Entries with figure data
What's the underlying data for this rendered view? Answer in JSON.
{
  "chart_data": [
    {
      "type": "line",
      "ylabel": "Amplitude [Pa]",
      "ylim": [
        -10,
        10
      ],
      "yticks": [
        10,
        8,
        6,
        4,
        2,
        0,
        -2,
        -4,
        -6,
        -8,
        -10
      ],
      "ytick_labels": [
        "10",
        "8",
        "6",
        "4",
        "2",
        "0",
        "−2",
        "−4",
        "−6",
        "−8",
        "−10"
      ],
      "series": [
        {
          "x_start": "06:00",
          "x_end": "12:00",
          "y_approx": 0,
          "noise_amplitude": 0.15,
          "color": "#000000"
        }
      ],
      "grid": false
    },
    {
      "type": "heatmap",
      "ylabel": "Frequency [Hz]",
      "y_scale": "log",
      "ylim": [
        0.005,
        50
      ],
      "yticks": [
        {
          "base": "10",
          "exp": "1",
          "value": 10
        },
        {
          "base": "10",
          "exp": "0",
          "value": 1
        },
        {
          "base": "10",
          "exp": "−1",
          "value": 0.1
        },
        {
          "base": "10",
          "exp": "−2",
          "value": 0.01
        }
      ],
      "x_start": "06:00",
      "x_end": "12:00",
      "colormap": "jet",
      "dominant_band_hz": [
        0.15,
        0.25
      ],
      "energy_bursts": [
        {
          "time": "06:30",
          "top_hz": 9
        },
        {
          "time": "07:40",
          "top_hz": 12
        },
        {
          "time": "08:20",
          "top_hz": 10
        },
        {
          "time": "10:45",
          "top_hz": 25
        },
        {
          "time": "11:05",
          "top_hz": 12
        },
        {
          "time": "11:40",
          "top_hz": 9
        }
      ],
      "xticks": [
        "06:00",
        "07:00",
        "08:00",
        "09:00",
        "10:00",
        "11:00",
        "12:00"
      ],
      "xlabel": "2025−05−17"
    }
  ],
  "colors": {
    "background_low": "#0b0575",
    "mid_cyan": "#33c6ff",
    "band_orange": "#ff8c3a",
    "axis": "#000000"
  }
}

Request. Go through the preceding material and copy each line that has the word "time".

Completed task.
          "time": "06:30",
          "time": "07:40",
          "time": "08:20",
          "time": "10:45",
          "time": "11:05",
          "time": "11:40",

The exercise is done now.